Stated goal
Gather every line from the entries below that includes "greatly".

Given information
-- begin --

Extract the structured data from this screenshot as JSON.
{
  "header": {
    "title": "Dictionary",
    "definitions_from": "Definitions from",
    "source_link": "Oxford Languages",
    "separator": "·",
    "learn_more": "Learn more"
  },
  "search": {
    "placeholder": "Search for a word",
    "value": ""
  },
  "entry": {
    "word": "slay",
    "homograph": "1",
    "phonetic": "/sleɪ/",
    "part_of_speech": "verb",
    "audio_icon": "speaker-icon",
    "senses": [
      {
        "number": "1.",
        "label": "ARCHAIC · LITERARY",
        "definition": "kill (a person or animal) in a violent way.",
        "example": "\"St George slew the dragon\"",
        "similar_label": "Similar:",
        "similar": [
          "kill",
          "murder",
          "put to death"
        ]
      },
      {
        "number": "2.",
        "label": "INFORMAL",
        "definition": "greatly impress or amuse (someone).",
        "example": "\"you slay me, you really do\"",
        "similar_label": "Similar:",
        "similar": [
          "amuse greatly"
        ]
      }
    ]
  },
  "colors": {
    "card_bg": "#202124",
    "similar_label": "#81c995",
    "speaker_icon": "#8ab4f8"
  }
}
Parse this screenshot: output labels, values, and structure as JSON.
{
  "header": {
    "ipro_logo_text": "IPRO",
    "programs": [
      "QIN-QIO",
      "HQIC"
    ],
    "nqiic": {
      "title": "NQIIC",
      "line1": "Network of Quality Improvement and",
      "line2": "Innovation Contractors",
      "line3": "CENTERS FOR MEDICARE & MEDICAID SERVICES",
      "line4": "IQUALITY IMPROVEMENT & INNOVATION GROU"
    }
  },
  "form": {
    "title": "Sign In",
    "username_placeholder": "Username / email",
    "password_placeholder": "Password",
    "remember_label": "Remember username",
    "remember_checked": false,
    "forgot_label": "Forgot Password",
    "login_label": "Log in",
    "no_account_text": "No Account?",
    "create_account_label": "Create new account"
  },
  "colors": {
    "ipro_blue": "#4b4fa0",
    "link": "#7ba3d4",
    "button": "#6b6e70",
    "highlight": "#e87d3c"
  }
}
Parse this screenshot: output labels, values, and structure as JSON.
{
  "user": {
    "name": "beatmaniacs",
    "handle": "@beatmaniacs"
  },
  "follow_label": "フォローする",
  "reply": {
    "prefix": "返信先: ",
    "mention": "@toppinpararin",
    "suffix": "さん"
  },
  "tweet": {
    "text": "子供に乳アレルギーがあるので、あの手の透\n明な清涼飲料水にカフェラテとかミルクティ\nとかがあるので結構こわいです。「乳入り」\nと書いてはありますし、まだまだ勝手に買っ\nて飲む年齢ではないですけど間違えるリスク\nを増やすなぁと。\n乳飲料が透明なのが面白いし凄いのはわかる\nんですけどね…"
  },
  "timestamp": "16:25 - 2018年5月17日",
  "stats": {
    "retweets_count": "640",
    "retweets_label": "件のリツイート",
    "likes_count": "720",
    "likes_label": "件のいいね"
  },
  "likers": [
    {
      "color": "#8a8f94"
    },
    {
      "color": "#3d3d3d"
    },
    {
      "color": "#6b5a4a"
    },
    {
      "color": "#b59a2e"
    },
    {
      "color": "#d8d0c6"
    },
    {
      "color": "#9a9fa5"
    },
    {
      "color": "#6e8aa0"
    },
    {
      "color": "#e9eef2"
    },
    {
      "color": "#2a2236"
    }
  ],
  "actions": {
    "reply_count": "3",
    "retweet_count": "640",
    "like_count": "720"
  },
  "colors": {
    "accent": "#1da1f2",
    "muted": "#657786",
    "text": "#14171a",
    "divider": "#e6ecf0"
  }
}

-- end --

Result
        "definition": "greatly impress or amuse (someone).",
          "amuse greatly"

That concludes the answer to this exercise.